**Work required:** Determine the count of lines holding "sind" and give that count alone.

====== Records for this exercise

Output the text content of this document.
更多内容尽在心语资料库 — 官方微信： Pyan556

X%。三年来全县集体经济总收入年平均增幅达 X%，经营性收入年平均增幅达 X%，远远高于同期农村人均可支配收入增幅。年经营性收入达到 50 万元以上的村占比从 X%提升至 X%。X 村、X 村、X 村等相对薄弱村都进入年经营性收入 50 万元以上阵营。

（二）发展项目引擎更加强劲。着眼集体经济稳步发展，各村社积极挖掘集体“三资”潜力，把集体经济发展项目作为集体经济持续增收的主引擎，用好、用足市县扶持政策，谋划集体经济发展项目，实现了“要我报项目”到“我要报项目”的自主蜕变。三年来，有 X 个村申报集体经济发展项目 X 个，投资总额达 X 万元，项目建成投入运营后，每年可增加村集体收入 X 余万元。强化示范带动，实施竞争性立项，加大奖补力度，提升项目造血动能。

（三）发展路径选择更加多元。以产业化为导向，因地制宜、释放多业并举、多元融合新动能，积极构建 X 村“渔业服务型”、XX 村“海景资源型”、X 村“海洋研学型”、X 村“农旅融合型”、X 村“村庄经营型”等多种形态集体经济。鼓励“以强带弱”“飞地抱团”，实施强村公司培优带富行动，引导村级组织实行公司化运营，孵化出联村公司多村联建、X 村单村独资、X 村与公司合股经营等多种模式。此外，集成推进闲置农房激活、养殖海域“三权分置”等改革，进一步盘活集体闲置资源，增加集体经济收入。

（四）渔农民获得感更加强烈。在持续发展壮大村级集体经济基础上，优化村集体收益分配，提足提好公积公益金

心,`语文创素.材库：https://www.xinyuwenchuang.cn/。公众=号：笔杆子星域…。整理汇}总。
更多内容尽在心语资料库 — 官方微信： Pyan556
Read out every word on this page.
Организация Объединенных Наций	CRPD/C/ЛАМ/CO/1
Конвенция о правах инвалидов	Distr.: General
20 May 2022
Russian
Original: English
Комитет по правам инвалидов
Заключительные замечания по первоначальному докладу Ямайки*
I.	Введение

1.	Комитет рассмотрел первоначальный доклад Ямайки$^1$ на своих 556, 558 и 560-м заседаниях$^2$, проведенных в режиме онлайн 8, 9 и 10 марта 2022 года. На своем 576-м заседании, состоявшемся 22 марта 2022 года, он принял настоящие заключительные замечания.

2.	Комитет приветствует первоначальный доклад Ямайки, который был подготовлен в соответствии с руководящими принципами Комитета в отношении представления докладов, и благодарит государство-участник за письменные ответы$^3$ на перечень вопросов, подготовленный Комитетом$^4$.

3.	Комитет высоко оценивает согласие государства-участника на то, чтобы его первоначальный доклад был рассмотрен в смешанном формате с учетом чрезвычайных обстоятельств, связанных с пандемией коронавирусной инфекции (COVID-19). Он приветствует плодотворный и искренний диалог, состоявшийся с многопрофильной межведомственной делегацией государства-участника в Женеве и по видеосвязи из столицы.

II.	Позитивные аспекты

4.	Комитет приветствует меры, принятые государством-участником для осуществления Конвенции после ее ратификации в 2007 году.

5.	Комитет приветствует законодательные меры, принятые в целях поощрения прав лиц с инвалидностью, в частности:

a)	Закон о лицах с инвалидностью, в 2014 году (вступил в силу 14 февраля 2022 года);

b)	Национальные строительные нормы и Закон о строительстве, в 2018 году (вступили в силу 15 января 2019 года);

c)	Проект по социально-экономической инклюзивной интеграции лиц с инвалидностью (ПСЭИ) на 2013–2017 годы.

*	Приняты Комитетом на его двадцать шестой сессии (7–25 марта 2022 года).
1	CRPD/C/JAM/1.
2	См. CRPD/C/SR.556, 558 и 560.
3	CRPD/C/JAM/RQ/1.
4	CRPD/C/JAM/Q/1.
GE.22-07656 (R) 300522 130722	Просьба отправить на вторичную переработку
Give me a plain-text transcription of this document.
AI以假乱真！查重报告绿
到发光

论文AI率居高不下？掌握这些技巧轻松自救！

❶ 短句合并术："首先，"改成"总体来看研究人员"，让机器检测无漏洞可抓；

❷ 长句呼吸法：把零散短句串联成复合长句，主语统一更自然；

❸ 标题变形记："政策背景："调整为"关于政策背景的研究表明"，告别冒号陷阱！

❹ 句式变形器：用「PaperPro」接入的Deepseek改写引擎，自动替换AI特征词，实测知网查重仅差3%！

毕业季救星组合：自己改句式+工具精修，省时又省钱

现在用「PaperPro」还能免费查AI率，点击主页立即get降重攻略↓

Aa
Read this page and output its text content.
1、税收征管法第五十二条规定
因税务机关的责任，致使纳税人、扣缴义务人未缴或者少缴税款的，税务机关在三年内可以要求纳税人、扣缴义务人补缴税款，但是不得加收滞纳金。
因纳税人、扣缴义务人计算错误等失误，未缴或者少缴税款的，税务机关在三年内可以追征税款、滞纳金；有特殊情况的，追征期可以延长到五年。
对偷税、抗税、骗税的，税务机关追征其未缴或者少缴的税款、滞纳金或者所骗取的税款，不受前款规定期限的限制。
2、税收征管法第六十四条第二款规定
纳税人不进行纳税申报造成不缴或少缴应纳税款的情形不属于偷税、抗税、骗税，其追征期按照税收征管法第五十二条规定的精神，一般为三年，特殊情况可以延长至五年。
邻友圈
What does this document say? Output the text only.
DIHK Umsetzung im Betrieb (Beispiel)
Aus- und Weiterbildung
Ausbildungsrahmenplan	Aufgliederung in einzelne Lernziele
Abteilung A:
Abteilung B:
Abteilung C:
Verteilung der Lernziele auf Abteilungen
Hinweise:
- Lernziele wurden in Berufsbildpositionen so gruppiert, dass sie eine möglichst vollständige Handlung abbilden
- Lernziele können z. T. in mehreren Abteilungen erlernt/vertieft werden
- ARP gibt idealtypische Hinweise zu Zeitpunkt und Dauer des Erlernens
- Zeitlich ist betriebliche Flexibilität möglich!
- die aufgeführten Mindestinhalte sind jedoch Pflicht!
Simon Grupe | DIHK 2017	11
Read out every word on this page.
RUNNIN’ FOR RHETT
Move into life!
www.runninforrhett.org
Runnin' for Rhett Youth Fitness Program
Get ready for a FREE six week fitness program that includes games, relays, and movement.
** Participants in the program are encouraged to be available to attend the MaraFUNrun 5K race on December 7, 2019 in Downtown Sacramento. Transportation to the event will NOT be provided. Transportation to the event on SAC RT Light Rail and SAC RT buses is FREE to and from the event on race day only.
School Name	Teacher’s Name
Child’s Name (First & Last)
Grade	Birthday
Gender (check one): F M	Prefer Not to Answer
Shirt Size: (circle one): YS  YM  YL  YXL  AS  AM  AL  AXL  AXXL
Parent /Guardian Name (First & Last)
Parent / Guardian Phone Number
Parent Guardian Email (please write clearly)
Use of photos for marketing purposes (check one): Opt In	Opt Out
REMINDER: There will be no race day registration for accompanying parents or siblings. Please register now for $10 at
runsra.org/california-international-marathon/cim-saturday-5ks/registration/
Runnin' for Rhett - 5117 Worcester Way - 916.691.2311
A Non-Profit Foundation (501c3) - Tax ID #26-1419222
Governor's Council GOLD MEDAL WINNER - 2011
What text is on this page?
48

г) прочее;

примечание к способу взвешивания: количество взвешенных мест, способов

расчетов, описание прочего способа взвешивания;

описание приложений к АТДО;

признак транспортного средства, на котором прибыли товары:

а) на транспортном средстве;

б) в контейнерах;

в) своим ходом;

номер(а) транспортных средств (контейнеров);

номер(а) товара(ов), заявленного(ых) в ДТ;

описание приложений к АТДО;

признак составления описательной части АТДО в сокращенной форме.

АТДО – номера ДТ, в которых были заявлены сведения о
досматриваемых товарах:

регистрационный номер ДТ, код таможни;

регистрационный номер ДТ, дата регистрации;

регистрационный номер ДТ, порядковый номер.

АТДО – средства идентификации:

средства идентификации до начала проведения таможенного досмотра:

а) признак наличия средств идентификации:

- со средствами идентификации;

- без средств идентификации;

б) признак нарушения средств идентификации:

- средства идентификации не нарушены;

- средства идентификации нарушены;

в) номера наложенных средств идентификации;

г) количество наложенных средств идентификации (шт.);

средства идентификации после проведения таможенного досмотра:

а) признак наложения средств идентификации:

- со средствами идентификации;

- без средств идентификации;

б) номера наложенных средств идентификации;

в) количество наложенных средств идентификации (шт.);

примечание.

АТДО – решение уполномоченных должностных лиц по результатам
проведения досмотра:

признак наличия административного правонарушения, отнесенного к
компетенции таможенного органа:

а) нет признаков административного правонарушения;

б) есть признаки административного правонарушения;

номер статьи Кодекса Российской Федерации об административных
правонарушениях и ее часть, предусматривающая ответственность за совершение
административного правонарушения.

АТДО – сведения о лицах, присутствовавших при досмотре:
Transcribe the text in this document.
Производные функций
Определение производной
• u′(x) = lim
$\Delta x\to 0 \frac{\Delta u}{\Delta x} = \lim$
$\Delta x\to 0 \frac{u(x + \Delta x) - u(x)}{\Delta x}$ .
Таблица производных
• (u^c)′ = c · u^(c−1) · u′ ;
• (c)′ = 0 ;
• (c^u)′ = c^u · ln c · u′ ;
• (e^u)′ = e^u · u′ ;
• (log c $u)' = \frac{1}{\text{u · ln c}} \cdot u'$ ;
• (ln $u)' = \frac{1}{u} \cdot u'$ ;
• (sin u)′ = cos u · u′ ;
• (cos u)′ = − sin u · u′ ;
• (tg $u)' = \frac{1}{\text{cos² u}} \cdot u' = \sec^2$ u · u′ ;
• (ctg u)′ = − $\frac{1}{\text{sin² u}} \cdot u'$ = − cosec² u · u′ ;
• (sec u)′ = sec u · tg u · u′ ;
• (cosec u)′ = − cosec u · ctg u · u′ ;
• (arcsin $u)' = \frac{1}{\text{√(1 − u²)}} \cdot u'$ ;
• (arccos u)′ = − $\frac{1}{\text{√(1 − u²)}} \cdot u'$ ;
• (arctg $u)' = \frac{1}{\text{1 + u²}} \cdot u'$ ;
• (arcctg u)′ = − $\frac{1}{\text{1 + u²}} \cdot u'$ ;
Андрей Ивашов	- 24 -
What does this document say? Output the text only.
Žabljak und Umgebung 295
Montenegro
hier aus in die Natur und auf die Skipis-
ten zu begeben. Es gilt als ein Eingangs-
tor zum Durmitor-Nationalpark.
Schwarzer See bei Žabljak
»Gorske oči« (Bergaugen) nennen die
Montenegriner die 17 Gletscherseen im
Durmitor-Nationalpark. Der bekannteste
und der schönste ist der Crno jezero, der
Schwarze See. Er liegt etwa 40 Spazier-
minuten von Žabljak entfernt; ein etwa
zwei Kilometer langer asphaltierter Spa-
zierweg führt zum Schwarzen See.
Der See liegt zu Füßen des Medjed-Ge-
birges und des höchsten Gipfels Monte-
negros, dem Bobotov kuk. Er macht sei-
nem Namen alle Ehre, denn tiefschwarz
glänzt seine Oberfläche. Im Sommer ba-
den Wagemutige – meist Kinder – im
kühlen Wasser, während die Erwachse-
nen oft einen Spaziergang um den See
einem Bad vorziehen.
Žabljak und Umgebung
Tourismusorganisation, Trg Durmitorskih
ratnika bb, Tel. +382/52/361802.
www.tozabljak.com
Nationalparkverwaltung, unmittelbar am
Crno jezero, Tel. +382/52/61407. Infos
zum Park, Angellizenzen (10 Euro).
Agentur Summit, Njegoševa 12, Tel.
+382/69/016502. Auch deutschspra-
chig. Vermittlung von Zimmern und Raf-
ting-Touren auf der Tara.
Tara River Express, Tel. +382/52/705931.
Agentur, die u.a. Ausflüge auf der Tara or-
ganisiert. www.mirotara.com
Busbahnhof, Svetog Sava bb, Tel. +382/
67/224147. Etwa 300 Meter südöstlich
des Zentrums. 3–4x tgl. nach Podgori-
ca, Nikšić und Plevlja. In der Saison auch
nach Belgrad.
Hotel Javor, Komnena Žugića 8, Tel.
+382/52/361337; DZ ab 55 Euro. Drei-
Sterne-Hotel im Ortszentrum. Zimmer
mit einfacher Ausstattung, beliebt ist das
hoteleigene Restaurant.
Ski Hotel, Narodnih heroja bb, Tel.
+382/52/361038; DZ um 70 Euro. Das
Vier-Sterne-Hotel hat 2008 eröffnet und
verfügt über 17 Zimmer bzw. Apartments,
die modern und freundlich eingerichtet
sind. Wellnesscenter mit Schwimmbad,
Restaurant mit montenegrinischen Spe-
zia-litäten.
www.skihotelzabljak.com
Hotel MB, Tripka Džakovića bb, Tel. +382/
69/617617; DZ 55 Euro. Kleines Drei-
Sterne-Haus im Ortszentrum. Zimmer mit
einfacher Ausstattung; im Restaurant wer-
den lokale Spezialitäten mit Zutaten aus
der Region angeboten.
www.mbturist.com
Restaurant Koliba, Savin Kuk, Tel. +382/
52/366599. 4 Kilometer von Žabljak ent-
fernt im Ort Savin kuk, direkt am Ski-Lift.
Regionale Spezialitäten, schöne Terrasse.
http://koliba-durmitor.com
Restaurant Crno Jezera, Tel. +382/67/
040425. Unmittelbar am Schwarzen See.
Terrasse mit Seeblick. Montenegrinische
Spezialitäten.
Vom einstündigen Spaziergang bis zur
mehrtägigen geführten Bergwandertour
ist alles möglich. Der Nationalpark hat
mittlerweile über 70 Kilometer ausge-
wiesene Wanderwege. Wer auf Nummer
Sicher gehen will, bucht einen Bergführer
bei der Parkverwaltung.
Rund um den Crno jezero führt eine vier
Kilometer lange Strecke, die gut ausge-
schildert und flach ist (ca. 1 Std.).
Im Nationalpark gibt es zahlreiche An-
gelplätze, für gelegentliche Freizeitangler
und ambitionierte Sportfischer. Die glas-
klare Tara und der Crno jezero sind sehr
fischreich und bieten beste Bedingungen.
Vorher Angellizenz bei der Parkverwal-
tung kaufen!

============

**Solution to this problem:** 3